WORK TO COMPLETE:
a) According to the passage about assertion failure messages, what is the only thing IDEs get from the test result?
b) Write out the passage about assertion failure messages word for word, starting with "For a simple" and going on through "doesn't match.".

PASSAGE TO READ:
>>>>
For a simple check like:
assertThat(manyLinesOfText, is(equalTo(expectedOutput)));
The resulting AssertionError message may well have only one character
different, but it shows both full strings anyway. Usually this forces us to
paste the strings into a text editor, unescape the content, save two files and
diff the files. So basically, this wastes a lot of user time every time a test
fails.
Now... IDEs could show a diff, and many try, but all they get from the test
result is the text of an AssertionError, so they have to use regular
expressions to match the messages to figure out which ones are equality
comparisons. IDEA, for instance, appears to be taking years to get this regex
right and I filed yet another bug against it today for another case which it
doesn't match.
Build systems such as Jenkins do have plugins available which are supposed to
perform a similar task, but they are all having similar problems and none of
the ones we have tried so far will show diffs for any failures at all.
<<<<
DATA TO EXAMINE:
>>>>
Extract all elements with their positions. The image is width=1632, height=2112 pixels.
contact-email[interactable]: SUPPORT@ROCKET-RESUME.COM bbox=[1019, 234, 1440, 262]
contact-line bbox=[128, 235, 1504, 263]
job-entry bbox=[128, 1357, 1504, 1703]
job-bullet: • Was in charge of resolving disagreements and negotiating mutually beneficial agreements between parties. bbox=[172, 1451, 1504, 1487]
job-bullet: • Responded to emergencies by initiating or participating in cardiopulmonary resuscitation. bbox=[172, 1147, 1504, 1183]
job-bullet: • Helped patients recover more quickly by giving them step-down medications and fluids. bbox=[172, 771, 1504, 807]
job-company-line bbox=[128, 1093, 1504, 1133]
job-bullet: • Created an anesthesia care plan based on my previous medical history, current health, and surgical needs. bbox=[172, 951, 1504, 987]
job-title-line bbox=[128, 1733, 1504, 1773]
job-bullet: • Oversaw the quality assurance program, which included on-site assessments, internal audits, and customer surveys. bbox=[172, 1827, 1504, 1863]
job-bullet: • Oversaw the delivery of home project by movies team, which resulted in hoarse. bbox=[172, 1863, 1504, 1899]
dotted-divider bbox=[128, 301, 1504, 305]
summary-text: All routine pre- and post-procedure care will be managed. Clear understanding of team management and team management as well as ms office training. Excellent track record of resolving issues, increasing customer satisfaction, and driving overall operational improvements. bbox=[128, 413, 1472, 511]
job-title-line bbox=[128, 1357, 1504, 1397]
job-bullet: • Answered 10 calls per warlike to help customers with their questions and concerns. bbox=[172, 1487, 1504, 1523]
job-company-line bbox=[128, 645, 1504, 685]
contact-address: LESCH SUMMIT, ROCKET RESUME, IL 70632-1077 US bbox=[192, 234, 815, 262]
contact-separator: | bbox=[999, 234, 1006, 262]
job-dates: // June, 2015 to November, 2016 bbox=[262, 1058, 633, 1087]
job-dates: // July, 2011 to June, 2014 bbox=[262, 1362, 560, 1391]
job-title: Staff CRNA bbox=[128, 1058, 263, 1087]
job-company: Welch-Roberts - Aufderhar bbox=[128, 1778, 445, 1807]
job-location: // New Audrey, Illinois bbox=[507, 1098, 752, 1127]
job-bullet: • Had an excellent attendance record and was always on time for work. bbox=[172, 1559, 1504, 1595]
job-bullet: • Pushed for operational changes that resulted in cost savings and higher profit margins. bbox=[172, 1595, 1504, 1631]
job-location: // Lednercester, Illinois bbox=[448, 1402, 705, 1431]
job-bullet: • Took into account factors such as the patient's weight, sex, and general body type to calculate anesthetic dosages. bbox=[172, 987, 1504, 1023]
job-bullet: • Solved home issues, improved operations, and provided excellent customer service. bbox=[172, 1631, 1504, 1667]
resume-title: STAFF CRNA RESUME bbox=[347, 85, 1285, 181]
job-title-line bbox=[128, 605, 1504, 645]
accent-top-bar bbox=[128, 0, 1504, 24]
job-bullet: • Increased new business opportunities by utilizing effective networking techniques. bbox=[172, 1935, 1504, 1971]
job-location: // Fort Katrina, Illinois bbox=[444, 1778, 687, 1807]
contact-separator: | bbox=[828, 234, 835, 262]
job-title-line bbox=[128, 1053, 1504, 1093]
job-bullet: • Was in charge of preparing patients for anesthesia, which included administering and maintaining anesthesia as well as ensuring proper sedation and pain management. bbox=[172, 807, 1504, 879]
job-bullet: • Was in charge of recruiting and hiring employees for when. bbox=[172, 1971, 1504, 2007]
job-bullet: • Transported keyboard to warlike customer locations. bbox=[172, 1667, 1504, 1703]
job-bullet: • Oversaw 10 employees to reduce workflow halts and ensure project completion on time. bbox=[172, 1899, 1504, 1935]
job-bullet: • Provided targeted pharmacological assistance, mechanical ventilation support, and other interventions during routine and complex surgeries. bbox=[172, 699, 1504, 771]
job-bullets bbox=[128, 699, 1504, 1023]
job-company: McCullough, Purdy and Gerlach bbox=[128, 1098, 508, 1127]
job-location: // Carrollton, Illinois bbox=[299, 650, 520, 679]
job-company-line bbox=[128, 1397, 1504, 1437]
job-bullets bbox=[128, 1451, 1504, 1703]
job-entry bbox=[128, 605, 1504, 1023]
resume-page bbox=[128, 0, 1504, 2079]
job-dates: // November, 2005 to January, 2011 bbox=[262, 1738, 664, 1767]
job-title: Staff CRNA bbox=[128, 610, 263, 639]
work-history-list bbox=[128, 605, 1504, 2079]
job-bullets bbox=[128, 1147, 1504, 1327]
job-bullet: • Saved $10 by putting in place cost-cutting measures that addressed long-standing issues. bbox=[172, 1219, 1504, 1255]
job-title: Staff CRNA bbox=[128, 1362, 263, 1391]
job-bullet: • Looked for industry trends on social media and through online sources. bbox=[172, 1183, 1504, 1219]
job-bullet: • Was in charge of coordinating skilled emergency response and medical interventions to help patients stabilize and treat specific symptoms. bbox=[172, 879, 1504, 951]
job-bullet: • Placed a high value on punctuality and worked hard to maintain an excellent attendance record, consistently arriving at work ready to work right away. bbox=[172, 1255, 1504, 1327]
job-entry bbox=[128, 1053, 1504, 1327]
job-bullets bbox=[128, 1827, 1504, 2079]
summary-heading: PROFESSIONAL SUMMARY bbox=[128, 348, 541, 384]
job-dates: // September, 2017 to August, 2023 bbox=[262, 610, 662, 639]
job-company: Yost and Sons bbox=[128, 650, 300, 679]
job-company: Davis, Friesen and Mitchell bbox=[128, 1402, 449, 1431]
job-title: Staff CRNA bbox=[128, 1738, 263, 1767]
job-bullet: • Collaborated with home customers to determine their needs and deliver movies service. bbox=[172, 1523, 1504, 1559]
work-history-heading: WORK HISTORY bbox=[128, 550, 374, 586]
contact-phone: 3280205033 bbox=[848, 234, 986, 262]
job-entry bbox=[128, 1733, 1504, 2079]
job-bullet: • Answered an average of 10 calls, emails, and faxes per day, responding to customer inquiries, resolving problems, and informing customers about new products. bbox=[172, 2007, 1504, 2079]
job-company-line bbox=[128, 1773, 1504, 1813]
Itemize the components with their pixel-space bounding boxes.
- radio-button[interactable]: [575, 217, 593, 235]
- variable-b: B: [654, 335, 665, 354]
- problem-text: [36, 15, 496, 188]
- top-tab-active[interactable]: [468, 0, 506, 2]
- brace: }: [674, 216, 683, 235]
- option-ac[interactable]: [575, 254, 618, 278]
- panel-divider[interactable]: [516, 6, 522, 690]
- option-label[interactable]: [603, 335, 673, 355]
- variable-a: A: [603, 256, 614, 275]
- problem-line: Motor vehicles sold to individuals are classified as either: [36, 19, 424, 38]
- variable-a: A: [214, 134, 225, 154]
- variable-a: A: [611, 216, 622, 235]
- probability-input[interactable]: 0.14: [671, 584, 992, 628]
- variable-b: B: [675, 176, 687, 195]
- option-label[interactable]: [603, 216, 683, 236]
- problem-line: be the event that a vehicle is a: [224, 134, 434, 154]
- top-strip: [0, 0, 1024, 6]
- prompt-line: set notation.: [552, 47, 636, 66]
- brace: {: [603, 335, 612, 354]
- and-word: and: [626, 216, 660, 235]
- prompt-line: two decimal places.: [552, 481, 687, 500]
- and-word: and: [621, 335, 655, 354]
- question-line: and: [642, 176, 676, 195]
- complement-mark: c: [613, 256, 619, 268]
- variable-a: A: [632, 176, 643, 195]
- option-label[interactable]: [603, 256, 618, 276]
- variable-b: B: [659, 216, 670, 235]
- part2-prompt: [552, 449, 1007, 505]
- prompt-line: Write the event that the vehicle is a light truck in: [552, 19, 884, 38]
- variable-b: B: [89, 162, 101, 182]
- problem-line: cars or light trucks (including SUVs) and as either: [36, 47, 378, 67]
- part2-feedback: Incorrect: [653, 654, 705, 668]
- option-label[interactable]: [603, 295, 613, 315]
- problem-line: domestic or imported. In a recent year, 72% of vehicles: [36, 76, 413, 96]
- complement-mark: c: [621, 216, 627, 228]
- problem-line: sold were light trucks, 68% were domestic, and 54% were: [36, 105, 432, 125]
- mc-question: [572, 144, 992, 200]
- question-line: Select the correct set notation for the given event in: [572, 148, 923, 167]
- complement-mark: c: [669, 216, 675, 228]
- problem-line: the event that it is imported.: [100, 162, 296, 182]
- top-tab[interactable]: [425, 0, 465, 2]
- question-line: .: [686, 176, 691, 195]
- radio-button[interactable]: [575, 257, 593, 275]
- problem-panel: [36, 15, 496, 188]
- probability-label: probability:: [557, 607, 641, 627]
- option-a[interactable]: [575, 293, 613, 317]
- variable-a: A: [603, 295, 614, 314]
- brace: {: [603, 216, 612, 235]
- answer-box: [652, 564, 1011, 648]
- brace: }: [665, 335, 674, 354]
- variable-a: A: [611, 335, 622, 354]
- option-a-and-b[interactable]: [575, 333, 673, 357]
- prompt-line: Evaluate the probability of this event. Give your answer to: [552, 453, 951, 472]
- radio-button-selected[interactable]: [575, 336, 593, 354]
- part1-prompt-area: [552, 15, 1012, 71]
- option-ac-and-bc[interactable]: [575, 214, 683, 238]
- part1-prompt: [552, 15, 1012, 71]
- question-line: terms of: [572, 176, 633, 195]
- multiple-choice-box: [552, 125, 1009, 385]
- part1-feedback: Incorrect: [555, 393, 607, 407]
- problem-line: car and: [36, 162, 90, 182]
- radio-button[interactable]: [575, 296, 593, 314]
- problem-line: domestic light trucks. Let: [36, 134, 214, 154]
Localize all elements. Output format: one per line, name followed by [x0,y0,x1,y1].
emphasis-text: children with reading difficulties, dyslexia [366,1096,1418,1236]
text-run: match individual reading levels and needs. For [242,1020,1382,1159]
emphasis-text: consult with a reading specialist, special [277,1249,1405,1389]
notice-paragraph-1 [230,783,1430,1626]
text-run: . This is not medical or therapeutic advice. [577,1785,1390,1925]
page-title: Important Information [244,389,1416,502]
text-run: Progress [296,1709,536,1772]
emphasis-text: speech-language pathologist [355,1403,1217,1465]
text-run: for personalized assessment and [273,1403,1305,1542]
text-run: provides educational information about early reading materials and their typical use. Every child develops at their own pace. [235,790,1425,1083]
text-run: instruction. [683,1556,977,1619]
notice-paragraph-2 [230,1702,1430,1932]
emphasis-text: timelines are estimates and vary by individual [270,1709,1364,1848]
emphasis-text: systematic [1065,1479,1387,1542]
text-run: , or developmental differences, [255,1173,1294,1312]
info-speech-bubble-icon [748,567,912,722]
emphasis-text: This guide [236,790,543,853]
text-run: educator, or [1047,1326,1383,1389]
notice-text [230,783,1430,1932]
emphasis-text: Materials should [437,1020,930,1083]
<<<<
OUTPUTS IN ORDER:
a) They get only the text of an AssertionError.

b)
For a simple check like:
assertThat(manyLinesOfText, is(equalTo(expectedOutput)));
The resulting AssertionError message may well have only one character
different, but it shows both full strings anyway. Usually this forces us to
paste the strings into a text editor, unescape the content, save two files and
diff the files. So basically, this wastes a lot of user time every time a test
fails.
Now... IDEs could show a diff, and many try, but all they get from the test
result is the text of an AssertionError, so they have to use regular
expressions to match the messages to figure out which ones are equality
comparisons. IDEA, for instance, appears to be taking years to get this regex
right and I filed yet another bug against it today for another case which it
doesn't match.